§ **Given instruction**
Restate each of the lines given below, word for word.

§ **Records to process**
--

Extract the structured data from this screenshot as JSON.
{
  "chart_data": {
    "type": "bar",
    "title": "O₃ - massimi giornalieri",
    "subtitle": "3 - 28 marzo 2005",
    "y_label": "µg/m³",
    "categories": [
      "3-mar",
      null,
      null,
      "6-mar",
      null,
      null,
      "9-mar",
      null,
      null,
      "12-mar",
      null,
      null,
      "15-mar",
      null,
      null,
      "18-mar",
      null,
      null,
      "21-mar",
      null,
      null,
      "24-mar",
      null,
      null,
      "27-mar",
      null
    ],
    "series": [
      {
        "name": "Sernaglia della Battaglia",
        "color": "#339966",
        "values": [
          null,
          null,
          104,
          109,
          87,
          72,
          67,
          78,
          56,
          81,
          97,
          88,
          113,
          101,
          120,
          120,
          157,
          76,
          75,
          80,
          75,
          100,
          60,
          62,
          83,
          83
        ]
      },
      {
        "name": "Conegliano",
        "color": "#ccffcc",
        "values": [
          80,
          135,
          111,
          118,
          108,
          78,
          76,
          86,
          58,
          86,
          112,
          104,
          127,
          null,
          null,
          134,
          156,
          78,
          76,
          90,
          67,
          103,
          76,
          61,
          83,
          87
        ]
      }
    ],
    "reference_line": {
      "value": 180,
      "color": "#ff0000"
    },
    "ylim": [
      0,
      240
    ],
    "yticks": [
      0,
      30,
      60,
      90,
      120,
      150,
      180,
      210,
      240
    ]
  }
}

--

§ **Task output**
Extract the structured data from this screenshot as JSON.
{
  "chart_data": {
    "type": "bar",
    "title": "O₃ - massimi giornalieri",
    "subtitle": "3 - 28 marzo 2005",
    "y_label": "µg/m³",
    "categories": [
      "3-mar",
      null,
      null,
      "6-mar",
      null,
      null,
      "9-mar",
      null,
      null,
      "12-mar",
      null,
      null,
      "15-mar",
      null,
      null,
      "18-mar",
      null,
      null,
      "21-mar",
      null,
      null,
      "24-mar",
      null,
      null,
      "27-mar",
      null
    ],
    "series": [
      {
        "name": "Sernaglia della Battaglia",
        "color": "#339966",
        "values": [
          null,
          null,
          104,
          109,
          87,
          72,
          67,
          78,
          56,
          81,
          97,
          88,
          113,
          101,
          120,
          120,
          157,
          76,
          75,
          80,
          75,
          100,
          60,
          62,
          83,
          83
        ]
      },
      {
        "name": "Conegliano",
        "color": "#ccffcc",
        "values": [
          80,
          135,
          111,
          118,
          108,
          78,
          76,
          86,
          58,
          86,
          112,
          104,
          127,
          null,
          null,
          134,
          156,
          78,
          76,
          90,
          67,
          103,
          76,
          61,
          83,
          87
        ]
      }
    ],
    "reference_line": {
      "value": 180,
      "color": "#ff0000"
    },
    "ylim": [
      0,
      240
    ],
    "yticks": [
      0,
      30,
      60,
      90,
      120,
      150,
      180,
      210,
      240
    ]
  }
}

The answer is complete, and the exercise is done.